- [Aim of the task]
Each entry below is to be given again word for word, with no pictures.

- [Material to process]
------------------------------------------------------------
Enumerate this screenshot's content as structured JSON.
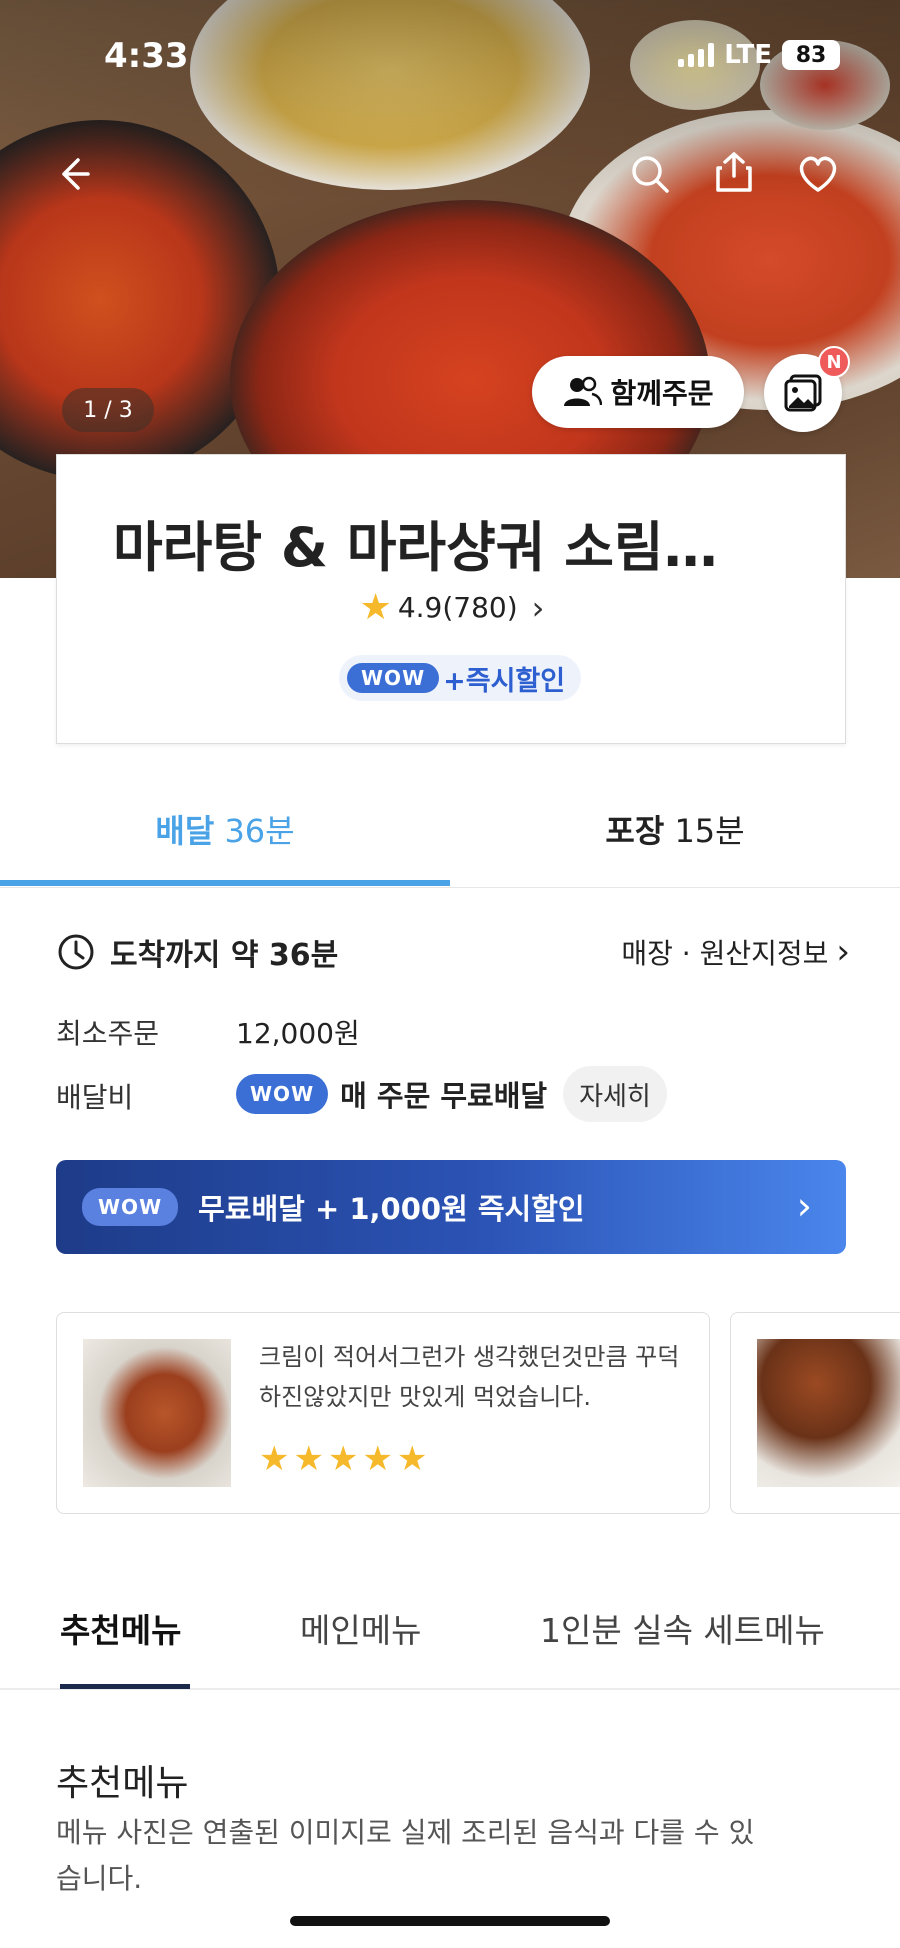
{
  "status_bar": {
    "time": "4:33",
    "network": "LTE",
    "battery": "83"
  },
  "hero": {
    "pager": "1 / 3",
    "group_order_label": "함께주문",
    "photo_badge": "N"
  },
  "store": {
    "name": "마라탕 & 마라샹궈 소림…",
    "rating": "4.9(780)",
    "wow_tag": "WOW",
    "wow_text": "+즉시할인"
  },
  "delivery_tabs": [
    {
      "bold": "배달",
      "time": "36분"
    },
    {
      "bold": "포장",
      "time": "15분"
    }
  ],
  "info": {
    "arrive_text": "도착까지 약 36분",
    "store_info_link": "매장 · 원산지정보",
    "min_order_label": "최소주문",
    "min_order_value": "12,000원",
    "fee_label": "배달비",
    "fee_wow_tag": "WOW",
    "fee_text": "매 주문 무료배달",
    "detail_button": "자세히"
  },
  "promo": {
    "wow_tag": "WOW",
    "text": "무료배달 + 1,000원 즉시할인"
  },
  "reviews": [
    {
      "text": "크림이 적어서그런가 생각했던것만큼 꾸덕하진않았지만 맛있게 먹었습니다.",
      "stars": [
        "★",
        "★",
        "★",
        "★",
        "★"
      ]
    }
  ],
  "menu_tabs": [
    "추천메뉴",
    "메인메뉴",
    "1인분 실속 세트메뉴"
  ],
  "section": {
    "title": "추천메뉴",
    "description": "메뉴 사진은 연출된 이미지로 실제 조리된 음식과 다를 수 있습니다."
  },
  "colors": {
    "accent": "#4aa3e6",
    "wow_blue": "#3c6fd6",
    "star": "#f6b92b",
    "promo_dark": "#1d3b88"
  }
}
------------------------------------------------------------
- [Complete answer]
Enumerate this screenshot's content as structured JSON.
{
  "status_bar": {
    "time": "4:33",
    "network": "LTE",
    "battery": "83"
  },
  "hero": {
    "pager": "1 / 3",
    "group_order_label": "함께주문",
    "photo_badge": "N"
  },
  "store": {
    "name": "마라탕 & 마라샹궈 소림…",
    "rating": "4.9(780)",
    "wow_tag": "WOW",
    "wow_text": "+즉시할인"
  },
  "delivery_tabs": [
    {
      "bold": "배달",
      "time": "36분"
    },
    {
      "bold": "포장",
      "time": "15분"
    }
  ],
  "info": {
    "arrive_text": "도착까지 약 36분",
    "store_info_link": "매장 · 원산지정보",
    "min_order_label": "최소주문",
    "min_order_value": "12,000원",
    "fee_label": "배달비",
    "fee_wow_tag": "WOW",
    "fee_text": "매 주문 무료배달",
    "detail_button": "자세히"
  },
  "promo": {
    "wow_tag": "WOW",
    "text": "무료배달 + 1,000원 즉시할인"
  },
  "reviews": [
    {
      "text": "크림이 적어서그런가 생각했던것만큼 꾸덕하진않았지만 맛있게 먹었습니다.",
      "stars": [
        "★",
        "★",
        "★",
        "★",
        "★"
      ]
    }
  ],
  "menu_tabs": [
    "추천메뉴",
    "메인메뉴",
    "1인분 실속 세트메뉴"
  ],
  "section": {
    "title": "추천메뉴",
    "description": "메뉴 사진은 연출된 이미지로 실제 조리된 음식과 다를 수 있습니다."
  },
  "colors": {
    "accent": "#4aa3e6",
    "wow_blue": "#3c6fd6",
    "star": "#f6b92b",
    "promo_dark": "#1d3b88"
  }
}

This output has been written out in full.